[Start Data records]
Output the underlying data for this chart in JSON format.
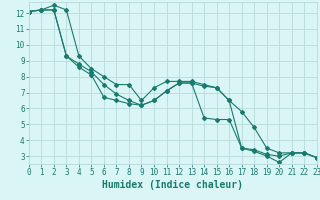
{
  "xlabel": "Humidex (Indice chaleur)",
  "bg_color": "#d9f5f5",
  "grid_color": "#b8dada",
  "line_color": "#1a7a6e",
  "series1_x": [
    0,
    1,
    2,
    3,
    4,
    5,
    6,
    7,
    8,
    9,
    10,
    11,
    12,
    13,
    14,
    15,
    16,
    17,
    18,
    19,
    20,
    21,
    22,
    23
  ],
  "series1_y": [
    12.1,
    12.2,
    12.2,
    9.3,
    8.6,
    8.1,
    6.7,
    6.5,
    6.3,
    6.2,
    6.5,
    7.1,
    7.6,
    7.6,
    5.4,
    5.3,
    5.3,
    3.5,
    3.4,
    3.1,
    3.0,
    3.2,
    3.2,
    2.9
  ],
  "series2_x": [
    0,
    1,
    2,
    3,
    4,
    5,
    6,
    7,
    8,
    9,
    10,
    11,
    12,
    13,
    14,
    15,
    16,
    17,
    18,
    19,
    20,
    21,
    22,
    23
  ],
  "series2_y": [
    12.1,
    12.2,
    12.2,
    9.3,
    8.8,
    8.3,
    7.5,
    6.9,
    6.5,
    6.2,
    6.5,
    7.1,
    7.6,
    7.6,
    7.4,
    7.3,
    6.5,
    5.8,
    4.8,
    3.5,
    3.2,
    3.2,
    3.2,
    2.9
  ],
  "series3_x": [
    0,
    1,
    2,
    3,
    4,
    5,
    6,
    7,
    8,
    9,
    10,
    11,
    12,
    13,
    14,
    15,
    16,
    17,
    18,
    19,
    20,
    21,
    22,
    23
  ],
  "series3_y": [
    12.1,
    12.2,
    12.5,
    12.2,
    9.3,
    8.5,
    8.0,
    7.5,
    7.5,
    6.5,
    7.3,
    7.7,
    7.7,
    7.7,
    7.5,
    7.3,
    6.5,
    3.5,
    3.3,
    3.0,
    2.6,
    3.2,
    3.2,
    2.9
  ],
  "xlim": [
    0,
    23
  ],
  "ylim": [
    2.5,
    12.7
  ],
  "yticks": [
    3,
    4,
    5,
    6,
    7,
    8,
    9,
    10,
    11,
    12
  ],
  "xticks": [
    0,
    1,
    2,
    3,
    4,
    5,
    6,
    7,
    8,
    9,
    10,
    11,
    12,
    13,
    14,
    15,
    16,
    17,
    18,
    19,
    20,
    21,
    22,
    23
  ],
  "marker": "D",
  "markersize": 2.0,
  "linewidth": 0.8,
  "font_color": "#1a7a6e",
  "xlabel_fontsize": 7,
  "tick_fontsize": 5.5
}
[End Data records]
Stated exercise
Transcribe all of the records above character for character. Exclude the pictures.

Answer to the exercise
Output the underlying data for this chart in JSON format.
{
  "xlabel": "Humidex (Indice chaleur)",
  "bg_color": "#d9f5f5",
  "grid_color": "#b8dada",
  "line_color": "#1a7a6e",
  "series1_x": [
    0,
    1,
    2,
    3,
    4,
    5,
    6,
    7,
    8,
    9,
    10,
    11,
    12,
    13,
    14,
    15,
    16,
    17,
    18,
    19,
    20,
    21,
    22,
    23
  ],
  "series1_y": [
    12.1,
    12.2,
    12.2,
    9.3,
    8.6,
    8.1,
    6.7,
    6.5,
    6.3,
    6.2,
    6.5,
    7.1,
    7.6,
    7.6,
    5.4,
    5.3,
    5.3,
    3.5,
    3.4,
    3.1,
    3.0,
    3.2,
    3.2,
    2.9
  ],
  "series2_x": [
    0,
    1,
    2,
    3,
    4,
    5,
    6,
    7,
    8,
    9,
    10,
    11,
    12,
    13,
    14,
    15,
    16,
    17,
    18,
    19,
    20,
    21,
    22,
    23
  ],
  "series2_y": [
    12.1,
    12.2,
    12.2,
    9.3,
    8.8,
    8.3,
    7.5,
    6.9,
    6.5,
    6.2,
    6.5,
    7.1,
    7.6,
    7.6,
    7.4,
    7.3,
    6.5,
    5.8,
    4.8,
    3.5,
    3.2,
    3.2,
    3.2,
    2.9
  ],
  "series3_x": [
    0,
    1,
    2,
    3,
    4,
    5,
    6,
    7,
    8,
    9,
    10,
    11,
    12,
    13,
    14,
    15,
    16,
    17,
    18,
    19,
    20,
    21,
    22,
    23
  ],
  "series3_y": [
    12.1,
    12.2,
    12.5,
    12.2,
    9.3,
    8.5,
    8.0,
    7.5,
    7.5,
    6.5,
    7.3,
    7.7,
    7.7,
    7.7,
    7.5,
    7.3,
    6.5,
    3.5,
    3.3,
    3.0,
    2.6,
    3.2,
    3.2,
    2.9
  ],
  "xlim": [
    0,
    23
  ],
  "ylim": [
    2.5,
    12.7
  ],
  "yticks": [
    3,
    4,
    5,
    6,
    7,
    8,
    9,
    10,
    11,
    12
  ],
  "xticks": [
    0,
    1,
    2,
    3,
    4,
    5,
    6,
    7,
    8,
    9,
    10,
    11,
    12,
    13,
    14,
    15,
    16,
    17,
    18,
    19,
    20,
    21,
    22,
    23
  ],
  "marker": "D",
  "markersize": 2.0,
  "linewidth": 0.8,
  "font_color": "#1a7a6e",
  "xlabel_fontsize": 7,
  "tick_fontsize": 5.5
}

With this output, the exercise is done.